> _Task prompt_:
Retype the lines below, starting at the one containing "43, 1132, 71]" and ending after the one containing "49, 873, 65]", with both ends included.

'''

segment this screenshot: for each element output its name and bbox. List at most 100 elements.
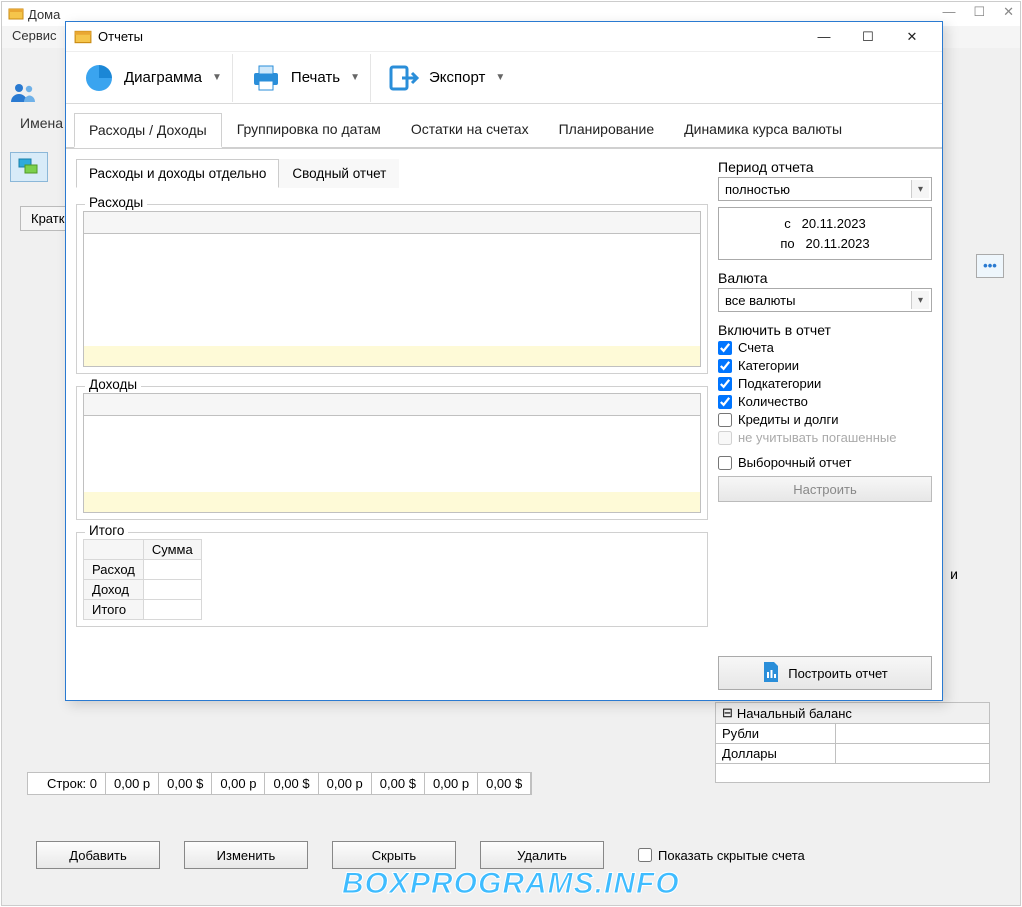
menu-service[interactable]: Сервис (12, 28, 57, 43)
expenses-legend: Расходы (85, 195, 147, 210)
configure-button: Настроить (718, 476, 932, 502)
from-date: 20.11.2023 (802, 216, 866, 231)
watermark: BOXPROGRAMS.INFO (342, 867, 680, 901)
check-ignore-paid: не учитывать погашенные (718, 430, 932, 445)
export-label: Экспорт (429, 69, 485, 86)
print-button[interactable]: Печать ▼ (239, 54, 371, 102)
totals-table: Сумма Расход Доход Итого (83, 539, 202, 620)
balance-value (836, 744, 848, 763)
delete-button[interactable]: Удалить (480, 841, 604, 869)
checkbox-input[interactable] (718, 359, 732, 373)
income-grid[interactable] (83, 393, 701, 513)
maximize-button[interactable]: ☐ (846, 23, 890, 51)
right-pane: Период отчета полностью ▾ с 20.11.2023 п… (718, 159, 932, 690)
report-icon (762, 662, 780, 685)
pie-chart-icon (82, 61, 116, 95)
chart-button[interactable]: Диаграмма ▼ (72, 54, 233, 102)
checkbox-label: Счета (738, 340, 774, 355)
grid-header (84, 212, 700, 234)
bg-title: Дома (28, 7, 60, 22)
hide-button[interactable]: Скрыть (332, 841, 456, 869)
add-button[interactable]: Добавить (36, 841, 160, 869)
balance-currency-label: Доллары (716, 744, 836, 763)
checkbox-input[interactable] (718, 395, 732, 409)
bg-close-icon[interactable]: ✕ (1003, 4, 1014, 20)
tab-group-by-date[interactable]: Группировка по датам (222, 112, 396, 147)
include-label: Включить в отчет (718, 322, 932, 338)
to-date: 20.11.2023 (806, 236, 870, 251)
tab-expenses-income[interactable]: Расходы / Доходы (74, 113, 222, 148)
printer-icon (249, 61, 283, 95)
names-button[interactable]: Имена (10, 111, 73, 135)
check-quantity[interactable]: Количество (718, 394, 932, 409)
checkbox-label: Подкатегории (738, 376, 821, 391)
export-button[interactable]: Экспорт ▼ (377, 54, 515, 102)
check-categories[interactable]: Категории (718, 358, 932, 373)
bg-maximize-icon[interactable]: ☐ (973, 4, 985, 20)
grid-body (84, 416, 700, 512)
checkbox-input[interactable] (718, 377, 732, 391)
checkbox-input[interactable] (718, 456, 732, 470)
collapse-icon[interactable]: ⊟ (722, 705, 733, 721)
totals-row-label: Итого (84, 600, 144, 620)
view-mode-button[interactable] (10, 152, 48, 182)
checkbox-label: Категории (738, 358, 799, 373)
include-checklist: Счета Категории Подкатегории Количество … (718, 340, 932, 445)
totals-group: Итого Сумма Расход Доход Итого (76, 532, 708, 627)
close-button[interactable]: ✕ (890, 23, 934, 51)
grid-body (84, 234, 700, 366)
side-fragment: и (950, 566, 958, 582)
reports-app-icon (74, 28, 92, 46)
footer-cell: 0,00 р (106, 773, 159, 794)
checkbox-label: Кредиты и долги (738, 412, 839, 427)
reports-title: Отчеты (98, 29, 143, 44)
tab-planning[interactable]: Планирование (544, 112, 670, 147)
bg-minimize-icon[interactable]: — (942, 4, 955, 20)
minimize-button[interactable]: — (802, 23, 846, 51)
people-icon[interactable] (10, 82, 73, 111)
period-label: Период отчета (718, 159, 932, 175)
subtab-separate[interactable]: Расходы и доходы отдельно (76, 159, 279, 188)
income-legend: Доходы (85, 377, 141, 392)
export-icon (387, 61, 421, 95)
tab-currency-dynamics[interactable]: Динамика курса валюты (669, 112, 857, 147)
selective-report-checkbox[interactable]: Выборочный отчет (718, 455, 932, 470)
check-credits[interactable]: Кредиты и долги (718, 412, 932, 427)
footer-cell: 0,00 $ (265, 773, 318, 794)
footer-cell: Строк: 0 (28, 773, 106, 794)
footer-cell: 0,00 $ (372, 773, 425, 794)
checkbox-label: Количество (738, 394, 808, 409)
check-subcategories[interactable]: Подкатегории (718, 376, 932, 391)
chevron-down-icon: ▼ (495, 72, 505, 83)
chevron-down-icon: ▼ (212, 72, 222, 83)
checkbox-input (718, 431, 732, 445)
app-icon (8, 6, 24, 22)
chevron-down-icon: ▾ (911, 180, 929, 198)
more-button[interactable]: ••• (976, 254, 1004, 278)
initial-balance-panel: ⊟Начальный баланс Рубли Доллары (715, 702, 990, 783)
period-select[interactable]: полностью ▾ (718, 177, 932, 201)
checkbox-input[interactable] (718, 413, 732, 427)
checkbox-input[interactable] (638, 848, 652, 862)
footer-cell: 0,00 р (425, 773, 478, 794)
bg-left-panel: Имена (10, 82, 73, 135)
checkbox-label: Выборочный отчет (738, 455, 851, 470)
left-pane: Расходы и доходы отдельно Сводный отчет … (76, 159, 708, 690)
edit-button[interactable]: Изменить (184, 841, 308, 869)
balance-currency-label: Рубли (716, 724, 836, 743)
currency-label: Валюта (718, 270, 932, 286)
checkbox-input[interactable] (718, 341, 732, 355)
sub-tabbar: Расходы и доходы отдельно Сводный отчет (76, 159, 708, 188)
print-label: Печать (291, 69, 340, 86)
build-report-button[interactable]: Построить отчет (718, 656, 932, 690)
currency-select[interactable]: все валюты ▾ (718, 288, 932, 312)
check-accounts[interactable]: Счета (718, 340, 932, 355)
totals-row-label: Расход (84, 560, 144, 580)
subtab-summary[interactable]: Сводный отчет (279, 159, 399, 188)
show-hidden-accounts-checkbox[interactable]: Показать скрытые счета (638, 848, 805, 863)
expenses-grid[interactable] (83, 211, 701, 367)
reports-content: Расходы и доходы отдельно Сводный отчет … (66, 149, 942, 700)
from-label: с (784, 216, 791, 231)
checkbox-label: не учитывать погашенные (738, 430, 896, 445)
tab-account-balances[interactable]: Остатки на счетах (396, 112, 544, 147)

'''
'''

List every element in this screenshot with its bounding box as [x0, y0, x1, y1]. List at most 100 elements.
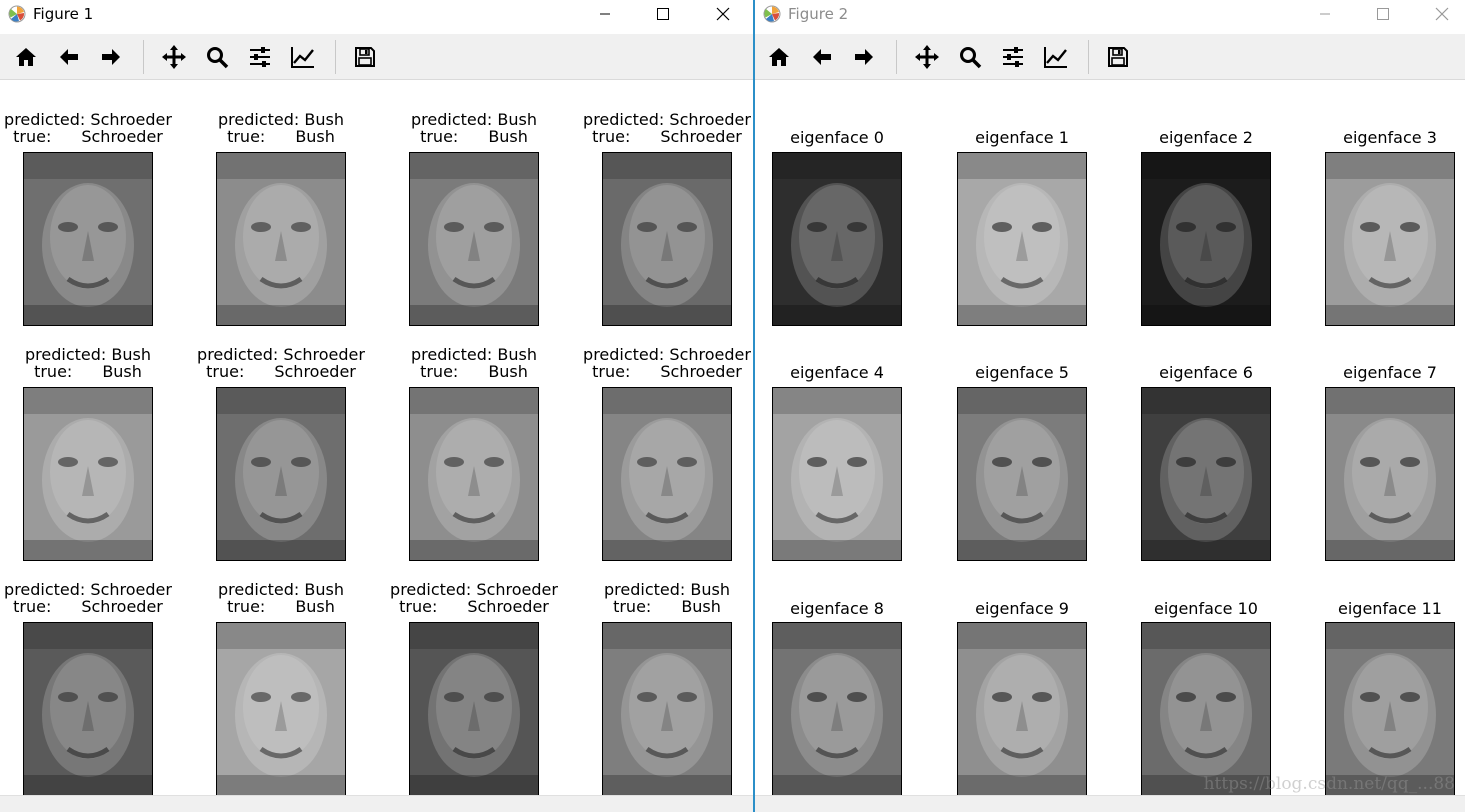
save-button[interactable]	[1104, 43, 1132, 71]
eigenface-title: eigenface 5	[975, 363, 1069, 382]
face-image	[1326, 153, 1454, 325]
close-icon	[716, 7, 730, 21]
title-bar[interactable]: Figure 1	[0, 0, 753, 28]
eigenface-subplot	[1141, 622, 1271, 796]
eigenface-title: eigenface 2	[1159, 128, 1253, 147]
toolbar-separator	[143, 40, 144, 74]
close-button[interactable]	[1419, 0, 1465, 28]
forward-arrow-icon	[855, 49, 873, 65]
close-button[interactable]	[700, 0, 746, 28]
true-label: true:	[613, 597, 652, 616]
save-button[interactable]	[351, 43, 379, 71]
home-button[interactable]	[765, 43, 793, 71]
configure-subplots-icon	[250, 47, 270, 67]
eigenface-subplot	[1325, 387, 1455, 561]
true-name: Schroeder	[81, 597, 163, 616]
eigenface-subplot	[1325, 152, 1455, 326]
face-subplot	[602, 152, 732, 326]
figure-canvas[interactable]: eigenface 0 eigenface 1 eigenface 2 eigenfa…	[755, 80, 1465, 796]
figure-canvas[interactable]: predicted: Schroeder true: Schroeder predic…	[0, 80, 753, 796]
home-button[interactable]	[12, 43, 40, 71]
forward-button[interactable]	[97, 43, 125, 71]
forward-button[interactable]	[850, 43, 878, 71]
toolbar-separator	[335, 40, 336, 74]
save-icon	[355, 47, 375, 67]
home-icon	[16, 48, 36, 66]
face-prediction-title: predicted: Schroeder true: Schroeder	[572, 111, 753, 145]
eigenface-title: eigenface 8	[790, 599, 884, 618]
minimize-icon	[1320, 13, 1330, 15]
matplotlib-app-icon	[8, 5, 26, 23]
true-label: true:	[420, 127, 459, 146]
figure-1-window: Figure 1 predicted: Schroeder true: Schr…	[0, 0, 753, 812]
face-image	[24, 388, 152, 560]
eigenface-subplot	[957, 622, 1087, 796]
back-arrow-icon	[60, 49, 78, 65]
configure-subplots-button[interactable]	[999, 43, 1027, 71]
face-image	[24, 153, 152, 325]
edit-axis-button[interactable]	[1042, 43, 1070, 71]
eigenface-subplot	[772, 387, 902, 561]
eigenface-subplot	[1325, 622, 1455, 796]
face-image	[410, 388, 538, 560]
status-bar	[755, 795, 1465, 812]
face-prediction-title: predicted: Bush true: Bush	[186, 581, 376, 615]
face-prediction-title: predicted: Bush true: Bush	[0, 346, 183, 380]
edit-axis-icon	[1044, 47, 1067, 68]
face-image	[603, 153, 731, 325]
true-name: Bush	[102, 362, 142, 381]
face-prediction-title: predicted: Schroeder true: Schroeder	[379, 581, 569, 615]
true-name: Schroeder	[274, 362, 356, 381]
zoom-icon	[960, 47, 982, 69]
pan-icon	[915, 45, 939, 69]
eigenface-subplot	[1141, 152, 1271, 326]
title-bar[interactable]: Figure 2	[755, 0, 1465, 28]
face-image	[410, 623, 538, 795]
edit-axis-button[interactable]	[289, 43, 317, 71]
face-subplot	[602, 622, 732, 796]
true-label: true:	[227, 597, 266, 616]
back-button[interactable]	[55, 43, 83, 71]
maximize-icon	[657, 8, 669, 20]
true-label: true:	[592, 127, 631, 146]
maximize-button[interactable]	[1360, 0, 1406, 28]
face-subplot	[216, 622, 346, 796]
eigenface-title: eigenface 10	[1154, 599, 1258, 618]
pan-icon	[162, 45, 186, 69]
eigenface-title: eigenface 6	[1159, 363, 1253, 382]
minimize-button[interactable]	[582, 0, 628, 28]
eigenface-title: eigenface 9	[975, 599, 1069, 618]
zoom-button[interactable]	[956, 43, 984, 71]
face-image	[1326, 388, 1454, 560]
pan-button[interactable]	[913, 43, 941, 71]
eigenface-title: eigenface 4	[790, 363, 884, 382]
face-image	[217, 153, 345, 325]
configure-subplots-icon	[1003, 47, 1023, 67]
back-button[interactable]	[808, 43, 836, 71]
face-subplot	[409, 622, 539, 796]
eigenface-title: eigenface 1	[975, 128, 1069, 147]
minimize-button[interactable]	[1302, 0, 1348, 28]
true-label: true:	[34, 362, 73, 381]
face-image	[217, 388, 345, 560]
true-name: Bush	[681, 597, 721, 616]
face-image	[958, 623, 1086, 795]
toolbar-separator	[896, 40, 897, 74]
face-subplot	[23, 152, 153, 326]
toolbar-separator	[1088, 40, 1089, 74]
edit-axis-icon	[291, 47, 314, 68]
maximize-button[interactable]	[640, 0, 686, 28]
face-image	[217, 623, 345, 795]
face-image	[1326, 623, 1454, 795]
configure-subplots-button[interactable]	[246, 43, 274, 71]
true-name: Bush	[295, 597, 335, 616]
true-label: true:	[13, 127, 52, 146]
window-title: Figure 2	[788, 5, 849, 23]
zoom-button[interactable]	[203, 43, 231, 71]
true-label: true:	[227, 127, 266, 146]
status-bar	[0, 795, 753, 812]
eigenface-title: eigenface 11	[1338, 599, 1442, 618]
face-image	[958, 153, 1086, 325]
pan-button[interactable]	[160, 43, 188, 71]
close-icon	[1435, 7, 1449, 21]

'''

> _Response for this exercise_:
save-button[interactable]	[1104, 43, 1132, 71]
eigenface-title: eigenface 5	[975, 363, 1069, 382]
face-image	[1326, 153, 1454, 325]
close-icon	[716, 7, 730, 21]
title-bar[interactable]: Figure 1	[0, 0, 753, 28]
eigenface-subplot	[1141, 622, 1271, 796]
eigenface-title: eigenface 2	[1159, 128, 1253, 147]
toolbar-separator	[143, 40, 144, 74]
close-button[interactable]	[1419, 0, 1465, 28]
forward-arrow-icon	[855, 49, 873, 65]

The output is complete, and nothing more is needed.